(Your task):
Copy out every record below, word for word.
Extracted entries start
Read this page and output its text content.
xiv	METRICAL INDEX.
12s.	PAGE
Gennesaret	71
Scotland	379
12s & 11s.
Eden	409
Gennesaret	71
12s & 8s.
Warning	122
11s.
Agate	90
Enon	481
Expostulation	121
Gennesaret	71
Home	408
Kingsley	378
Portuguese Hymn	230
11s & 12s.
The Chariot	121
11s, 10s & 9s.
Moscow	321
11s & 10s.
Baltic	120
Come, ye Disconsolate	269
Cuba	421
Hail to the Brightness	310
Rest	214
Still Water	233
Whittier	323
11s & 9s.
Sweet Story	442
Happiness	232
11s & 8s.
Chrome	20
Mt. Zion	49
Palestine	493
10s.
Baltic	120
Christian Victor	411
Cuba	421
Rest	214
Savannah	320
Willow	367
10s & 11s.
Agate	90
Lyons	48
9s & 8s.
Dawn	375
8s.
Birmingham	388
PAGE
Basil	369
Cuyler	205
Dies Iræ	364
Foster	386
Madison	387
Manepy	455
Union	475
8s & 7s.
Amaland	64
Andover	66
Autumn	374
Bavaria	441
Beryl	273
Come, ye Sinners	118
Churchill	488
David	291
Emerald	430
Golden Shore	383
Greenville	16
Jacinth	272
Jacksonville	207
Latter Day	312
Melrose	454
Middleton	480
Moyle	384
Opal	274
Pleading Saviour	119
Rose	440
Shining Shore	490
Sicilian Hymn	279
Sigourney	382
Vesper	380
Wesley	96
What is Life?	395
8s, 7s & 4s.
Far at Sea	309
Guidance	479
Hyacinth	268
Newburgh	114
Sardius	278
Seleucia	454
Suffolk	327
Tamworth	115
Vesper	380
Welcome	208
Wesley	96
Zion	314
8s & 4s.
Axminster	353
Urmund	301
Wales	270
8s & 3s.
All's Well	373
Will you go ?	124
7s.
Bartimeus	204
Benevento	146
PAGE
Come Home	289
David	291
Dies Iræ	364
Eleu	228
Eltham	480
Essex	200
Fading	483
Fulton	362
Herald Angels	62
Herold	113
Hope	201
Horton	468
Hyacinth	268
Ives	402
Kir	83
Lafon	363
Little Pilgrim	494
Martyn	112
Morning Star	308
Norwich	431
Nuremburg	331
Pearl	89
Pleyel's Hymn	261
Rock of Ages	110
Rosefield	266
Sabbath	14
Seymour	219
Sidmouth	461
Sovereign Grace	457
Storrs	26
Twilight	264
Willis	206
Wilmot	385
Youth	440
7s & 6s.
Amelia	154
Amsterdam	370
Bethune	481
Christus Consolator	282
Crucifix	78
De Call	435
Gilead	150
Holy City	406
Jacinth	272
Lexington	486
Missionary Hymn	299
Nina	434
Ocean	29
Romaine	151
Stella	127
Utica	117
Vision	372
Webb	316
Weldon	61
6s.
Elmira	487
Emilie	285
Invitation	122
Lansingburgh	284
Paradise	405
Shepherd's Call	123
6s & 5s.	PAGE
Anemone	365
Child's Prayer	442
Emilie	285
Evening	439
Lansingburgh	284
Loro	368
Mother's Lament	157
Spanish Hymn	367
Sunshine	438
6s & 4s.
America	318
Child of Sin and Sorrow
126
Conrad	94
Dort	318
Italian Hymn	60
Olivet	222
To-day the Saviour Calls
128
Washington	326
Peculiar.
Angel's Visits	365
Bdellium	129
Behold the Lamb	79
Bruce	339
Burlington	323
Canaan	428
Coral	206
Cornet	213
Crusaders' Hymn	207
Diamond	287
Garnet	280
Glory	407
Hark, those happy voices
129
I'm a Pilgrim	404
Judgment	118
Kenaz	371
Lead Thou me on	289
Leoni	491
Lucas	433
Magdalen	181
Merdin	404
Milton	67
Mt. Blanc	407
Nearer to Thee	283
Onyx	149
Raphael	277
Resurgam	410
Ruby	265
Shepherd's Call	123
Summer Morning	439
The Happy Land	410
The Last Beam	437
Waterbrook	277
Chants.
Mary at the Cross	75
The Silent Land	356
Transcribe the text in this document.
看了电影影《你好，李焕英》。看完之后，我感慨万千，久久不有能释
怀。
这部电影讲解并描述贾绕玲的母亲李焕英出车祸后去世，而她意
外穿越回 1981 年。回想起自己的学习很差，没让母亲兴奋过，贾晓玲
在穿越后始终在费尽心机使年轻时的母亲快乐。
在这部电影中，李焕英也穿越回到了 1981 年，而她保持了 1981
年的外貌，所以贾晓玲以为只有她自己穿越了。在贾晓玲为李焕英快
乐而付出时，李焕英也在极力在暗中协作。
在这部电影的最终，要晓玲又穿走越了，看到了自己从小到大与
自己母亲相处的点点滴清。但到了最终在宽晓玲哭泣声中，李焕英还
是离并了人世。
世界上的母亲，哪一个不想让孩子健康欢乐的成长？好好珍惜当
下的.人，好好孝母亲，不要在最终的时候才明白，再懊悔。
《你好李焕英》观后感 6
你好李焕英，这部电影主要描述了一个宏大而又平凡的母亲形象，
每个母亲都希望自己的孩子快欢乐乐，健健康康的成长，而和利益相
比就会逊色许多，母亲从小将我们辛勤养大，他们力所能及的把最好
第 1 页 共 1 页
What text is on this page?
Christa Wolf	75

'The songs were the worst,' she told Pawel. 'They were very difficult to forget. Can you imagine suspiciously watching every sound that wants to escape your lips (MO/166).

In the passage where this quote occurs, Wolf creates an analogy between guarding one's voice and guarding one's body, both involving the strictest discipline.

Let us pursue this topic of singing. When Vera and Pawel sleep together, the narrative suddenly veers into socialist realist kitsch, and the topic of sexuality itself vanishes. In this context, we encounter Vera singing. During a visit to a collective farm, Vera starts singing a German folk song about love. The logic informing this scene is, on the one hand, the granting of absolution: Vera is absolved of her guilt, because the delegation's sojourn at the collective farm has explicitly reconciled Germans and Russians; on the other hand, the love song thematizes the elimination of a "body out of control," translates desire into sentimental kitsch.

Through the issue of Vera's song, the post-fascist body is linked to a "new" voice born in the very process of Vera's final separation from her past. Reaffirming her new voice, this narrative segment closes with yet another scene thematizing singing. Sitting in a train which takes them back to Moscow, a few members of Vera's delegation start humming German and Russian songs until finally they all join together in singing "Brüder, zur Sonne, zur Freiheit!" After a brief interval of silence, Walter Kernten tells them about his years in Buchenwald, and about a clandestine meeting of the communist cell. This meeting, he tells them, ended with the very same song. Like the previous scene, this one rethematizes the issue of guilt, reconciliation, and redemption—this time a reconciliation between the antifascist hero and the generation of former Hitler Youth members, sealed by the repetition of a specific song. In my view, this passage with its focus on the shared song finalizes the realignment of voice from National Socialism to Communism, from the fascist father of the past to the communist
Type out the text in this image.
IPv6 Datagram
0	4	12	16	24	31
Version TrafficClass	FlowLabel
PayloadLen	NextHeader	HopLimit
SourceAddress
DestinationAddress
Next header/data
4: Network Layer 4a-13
Extracted entries end
(The answer):
Read this page and output its text content.
xiv	METRICAL INDEX.
12s.	PAGE
Gennesaret	71
Scotland	379
12s & 11s.
Eden	409
Gennesaret	71
12s & 8s.
Warning	122
11s.
Agate	90
Enon	481
Expostulation	121
Gennesaret	71
Home	408
Kingsley	378
Portuguese Hymn	230
11s & 12s.
The Chariot	121
11s, 10s & 9s.
Moscow	321
11s & 10s.
Baltic	120
Come, ye Disconsolate	269
Cuba	421
Hail to the Brightness	310
Rest	214
Still Water	233
Whittier	323
11s & 9s.
Sweet Story	442
Happiness	232
11s & 8s.
Chrome	20
Mt. Zion	49
Palestine	493
10s.
Baltic	120
Christian Victor	411
Cuba	421
Rest	214
Savannah	320
Willow	367
10s & 11s.
Agate	90
Lyons	48
9s & 8s.
Dawn	375
8s.
Birmingham	388
PAGE
Basil	369
Cuyler	205
Dies Iræ	364
Foster	386
Madison	387
Manepy	455
Union	475
8s & 7s.
Amaland	64
Andover	66
Autumn	374
Bavaria	441
Beryl	273
Come, ye Sinners	118
Churchill	488
David	291
Emerald	430
Golden Shore	383
Greenville	16
Jacinth	272
Jacksonville	207
Latter Day	312
Melrose	454
Middleton	480
Moyle	384
Opal	274
Pleading Saviour	119
Rose	440
Shining Shore	490
Sicilian Hymn	279
Sigourney	382
Vesper	380
Wesley	96
What is Life?	395
8s, 7s & 4s.
Far at Sea	309
Guidance	479
Hyacinth	268
Newburgh	114
Sardius	278
Seleucia	454
Suffolk	327
Tamworth	115
Vesper	380
Welcome	208
Wesley	96
Zion	314
8s & 4s.
Axminster	353
Urmund	301
Wales	270
8s & 3s.
All's Well	373
Will you go ?	124
7s.
Bartimeus	204
Benevento	146
PAGE
Come Home	289
David	291
Dies Iræ	364
Eleu	228
Eltham	480
Essex	200
Fading	483
Fulton	362
Herald Angels	62
Herold	113
Hope	201
Horton	468
Hyacinth	268
Ives	402
Kir	83
Lafon	363
Little Pilgrim	494
Martyn	112
Morning Star	308
Norwich	431
Nuremburg	331
Pearl	89
Pleyel's Hymn	261
Rock of Ages	110
Rosefield	266
Sabbath	14
Seymour	219
Sidmouth	461
Sovereign Grace	457
Storrs	26
Twilight	264
Willis	206
Wilmot	385
Youth	440
7s & 6s.
Amelia	154
Amsterdam	370
Bethune	481
Christus Consolator	282
Crucifix	78
De Call	435
Gilead	150
Holy City	406
Jacinth	272
Lexington	486
Missionary Hymn	299
Nina	434
Ocean	29
Romaine	151
Stella	127
Utica	117
Vision	372
Webb	316
Weldon	61
6s.
Elmira	487
Emilie	285
Invitation	122
Lansingburgh	284
Paradise	405
Shepherd's Call	123
6s & 5s.	PAGE
Anemone	365
Child's Prayer	442
Emilie	285
Evening	439
Lansingburgh	284
Loro	368
Mother's Lament	157
Spanish Hymn	367
Sunshine	438
6s & 4s.
America	318
Child of Sin and Sorrow
126
Conrad	94
Dort	318
Italian Hymn	60
Olivet	222
To-day the Saviour Calls
128
Washington	326
Peculiar.
Angel's Visits	365
Bdellium	129
Behold the Lamb	79
Bruce	339
Burlington	323
Canaan	428
Coral	206
Cornet	213
Crusaders' Hymn	207
Diamond	287
Garnet	280
Glory	407
Hark, those happy voices
129
I'm a Pilgrim	404
Judgment	118
Kenaz	371
Lead Thou me on	289
Leoni	491
Lucas	433
Magdalen	181
Merdin	404
Milton	67
Mt. Blanc	407
Nearer to Thee	283
Onyx	149
Raphael	277
Resurgam	410
Ruby	265
Shepherd's Call	123
Summer Morning	439
The Happy Land	410
The Last Beam	437
Waterbrook	277
Chants.
Mary at the Cross	75
The Silent Land	356
Transcribe the text in this document.
看了电影影《你好，李焕英》。看完之后，我感慨万千，久久不有能释
怀。
这部电影讲解并描述贾绕玲的母亲李焕英出车祸后去世，而她意
外穿越回 1981 年。回想起自己的学习很差，没让母亲兴奋过，贾晓玲
在穿越后始终在费尽心机使年轻时的母亲快乐。
在这部电影中，李焕英也穿越回到了 1981 年，而她保持了 1981
年的外貌，所以贾晓玲以为只有她自己穿越了。在贾晓玲为李焕英快
乐而付出时，李焕英也在极力在暗中协作。
在这部电影的最终，要晓玲又穿走越了，看到了自己从小到大与
自己母亲相处的点点滴清。但到了最终在宽晓玲哭泣声中，李焕英还
是离并了人世。
世界上的母亲，哪一个不想让孩子健康欢乐的成长？好好珍惜当
下的.人，好好孝母亲，不要在最终的时候才明白，再懊悔。
《你好李焕英》观后感 6
你好李焕英，这部电影主要描述了一个宏大而又平凡的母亲形象，
每个母亲都希望自己的孩子快欢乐乐，健健康康的成长，而和利益相
比就会逊色许多，母亲从小将我们辛勤养大，他们力所能及的把最好
第 1 页 共 1 页
What text is on this page?
Christa Wolf	75

'The songs were the worst,' she told Pawel. 'They were very difficult to forget. Can you imagine suspiciously watching every sound that wants to escape your lips (MO/166).

In the passage where this quote occurs, Wolf creates an analogy between guarding one's voice and guarding one's body, both involving the strictest discipline.

Let us pursue this topic of singing. When Vera and Pawel sleep together, the narrative suddenly veers into socialist realist kitsch, and the topic of sexuality itself vanishes. In this context, we encounter Vera singing. During a visit to a collective farm, Vera starts singing a German folk song about love. The logic informing this scene is, on the one hand, the granting of absolution: Vera is absolved of her guilt, because the delegation's sojourn at the collective farm has explicitly reconciled Germans and Russians; on the other hand, the love song thematizes the elimination of a "body out of control," translates desire into sentimental kitsch.

Through the issue of Vera's song, the post-fascist body is linked to a "new" voice born in the very process of Vera's final separation from her past. Reaffirming her new voice, this narrative segment closes with yet another scene thematizing singing. Sitting in a train which takes them back to Moscow, a few members of Vera's delegation start humming German and Russian songs until finally they all join together in singing "Brüder, zur Sonne, zur Freiheit!" After a brief interval of silence, Walter Kernten tells them about his years in Buchenwald, and about a clandestine meeting of the communist cell. This meeting, he tells them, ended with the very same song. Like the previous scene, this one rethematizes the issue of guilt, reconciliation, and redemption—this time a reconciliation between the antifascist hero and the generation of former Hitler Youth members, sealed by the repetition of a specific song. In my view, this passage with its focus on the shared song finalizes the realignment of voice from National Socialism to Communism, from the fascist father of the past to the communist
Type out the text in this image.
IPv6 Datagram
0	4	12	16	24	31
Version TrafficClass	FlowLabel
PayloadLen	NextHeader	HopLimit
SourceAddress
DestinationAddress
Next header/data
4: Network Layer 4a-13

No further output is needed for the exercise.